**REQUIRED WORK**
Copy each line below in which the string "icon" occurs.

Stored data entries:
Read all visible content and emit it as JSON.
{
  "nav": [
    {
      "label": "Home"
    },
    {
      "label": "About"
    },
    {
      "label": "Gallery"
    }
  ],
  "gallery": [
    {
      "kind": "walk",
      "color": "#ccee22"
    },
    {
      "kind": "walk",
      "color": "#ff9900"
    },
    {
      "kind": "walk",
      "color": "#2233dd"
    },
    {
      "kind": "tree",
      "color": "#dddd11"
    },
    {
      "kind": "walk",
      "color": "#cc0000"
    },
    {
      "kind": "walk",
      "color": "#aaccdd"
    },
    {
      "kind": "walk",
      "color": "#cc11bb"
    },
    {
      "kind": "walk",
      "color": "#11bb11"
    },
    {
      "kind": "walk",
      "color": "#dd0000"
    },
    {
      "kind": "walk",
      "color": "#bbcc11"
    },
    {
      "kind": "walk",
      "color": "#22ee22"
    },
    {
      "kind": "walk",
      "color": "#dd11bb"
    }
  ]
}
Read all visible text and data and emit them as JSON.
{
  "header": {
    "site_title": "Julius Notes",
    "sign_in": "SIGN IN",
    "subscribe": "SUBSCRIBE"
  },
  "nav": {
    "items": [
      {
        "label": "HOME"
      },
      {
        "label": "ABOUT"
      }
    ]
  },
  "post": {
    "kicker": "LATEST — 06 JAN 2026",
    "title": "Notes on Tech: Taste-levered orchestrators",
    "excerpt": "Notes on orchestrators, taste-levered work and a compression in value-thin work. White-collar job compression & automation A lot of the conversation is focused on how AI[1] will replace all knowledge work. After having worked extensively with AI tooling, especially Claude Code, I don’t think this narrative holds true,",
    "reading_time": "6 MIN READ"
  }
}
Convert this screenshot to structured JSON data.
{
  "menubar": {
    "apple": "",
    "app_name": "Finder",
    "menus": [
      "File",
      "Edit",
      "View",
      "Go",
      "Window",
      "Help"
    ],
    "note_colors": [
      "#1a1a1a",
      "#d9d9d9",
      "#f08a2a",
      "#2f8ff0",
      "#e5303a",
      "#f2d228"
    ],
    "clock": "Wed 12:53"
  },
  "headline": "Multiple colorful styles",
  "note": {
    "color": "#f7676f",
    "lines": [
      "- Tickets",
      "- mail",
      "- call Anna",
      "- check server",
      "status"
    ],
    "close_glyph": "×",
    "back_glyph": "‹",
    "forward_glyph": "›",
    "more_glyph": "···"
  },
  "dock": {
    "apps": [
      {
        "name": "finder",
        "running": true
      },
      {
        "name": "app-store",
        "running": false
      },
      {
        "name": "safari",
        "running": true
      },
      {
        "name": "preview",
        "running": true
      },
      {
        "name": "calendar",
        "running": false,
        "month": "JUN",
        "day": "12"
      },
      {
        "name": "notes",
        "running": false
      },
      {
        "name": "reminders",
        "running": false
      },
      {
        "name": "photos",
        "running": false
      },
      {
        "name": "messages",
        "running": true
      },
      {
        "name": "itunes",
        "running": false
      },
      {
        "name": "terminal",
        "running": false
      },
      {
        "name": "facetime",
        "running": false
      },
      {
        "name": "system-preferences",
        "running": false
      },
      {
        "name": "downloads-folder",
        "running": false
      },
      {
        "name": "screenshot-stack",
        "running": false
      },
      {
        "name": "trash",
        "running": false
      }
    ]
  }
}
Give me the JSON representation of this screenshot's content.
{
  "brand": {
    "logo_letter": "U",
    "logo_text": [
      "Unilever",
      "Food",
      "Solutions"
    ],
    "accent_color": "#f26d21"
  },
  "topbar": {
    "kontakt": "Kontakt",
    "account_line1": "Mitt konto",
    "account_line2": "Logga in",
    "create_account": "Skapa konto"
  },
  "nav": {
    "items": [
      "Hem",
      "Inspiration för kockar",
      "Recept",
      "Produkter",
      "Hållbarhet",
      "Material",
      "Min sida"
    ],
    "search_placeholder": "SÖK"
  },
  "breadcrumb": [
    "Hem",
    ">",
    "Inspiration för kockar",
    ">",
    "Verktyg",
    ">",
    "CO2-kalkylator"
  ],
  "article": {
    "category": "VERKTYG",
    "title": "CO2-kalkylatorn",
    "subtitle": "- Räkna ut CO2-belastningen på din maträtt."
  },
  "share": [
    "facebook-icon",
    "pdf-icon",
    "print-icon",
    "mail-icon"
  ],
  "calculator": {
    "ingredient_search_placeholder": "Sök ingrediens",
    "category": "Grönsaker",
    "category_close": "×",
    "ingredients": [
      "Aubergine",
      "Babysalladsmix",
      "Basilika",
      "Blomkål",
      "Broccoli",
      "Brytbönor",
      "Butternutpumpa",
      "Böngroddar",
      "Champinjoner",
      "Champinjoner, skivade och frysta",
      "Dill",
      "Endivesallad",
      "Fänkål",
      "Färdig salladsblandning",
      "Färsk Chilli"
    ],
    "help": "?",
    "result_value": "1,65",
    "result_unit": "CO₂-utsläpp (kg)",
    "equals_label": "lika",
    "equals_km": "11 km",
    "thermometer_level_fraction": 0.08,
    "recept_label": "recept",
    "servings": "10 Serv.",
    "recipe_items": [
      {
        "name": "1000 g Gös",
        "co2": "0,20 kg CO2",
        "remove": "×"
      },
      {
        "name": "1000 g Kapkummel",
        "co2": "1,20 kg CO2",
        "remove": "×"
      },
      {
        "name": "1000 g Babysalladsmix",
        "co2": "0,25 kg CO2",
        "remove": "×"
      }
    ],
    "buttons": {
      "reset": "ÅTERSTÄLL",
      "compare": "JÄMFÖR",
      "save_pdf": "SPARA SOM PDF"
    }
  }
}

**ANSWER TO THIS TASK**
    "facebook-icon",
    "pdf-icon",
    "print-icon",
    "mail-icon"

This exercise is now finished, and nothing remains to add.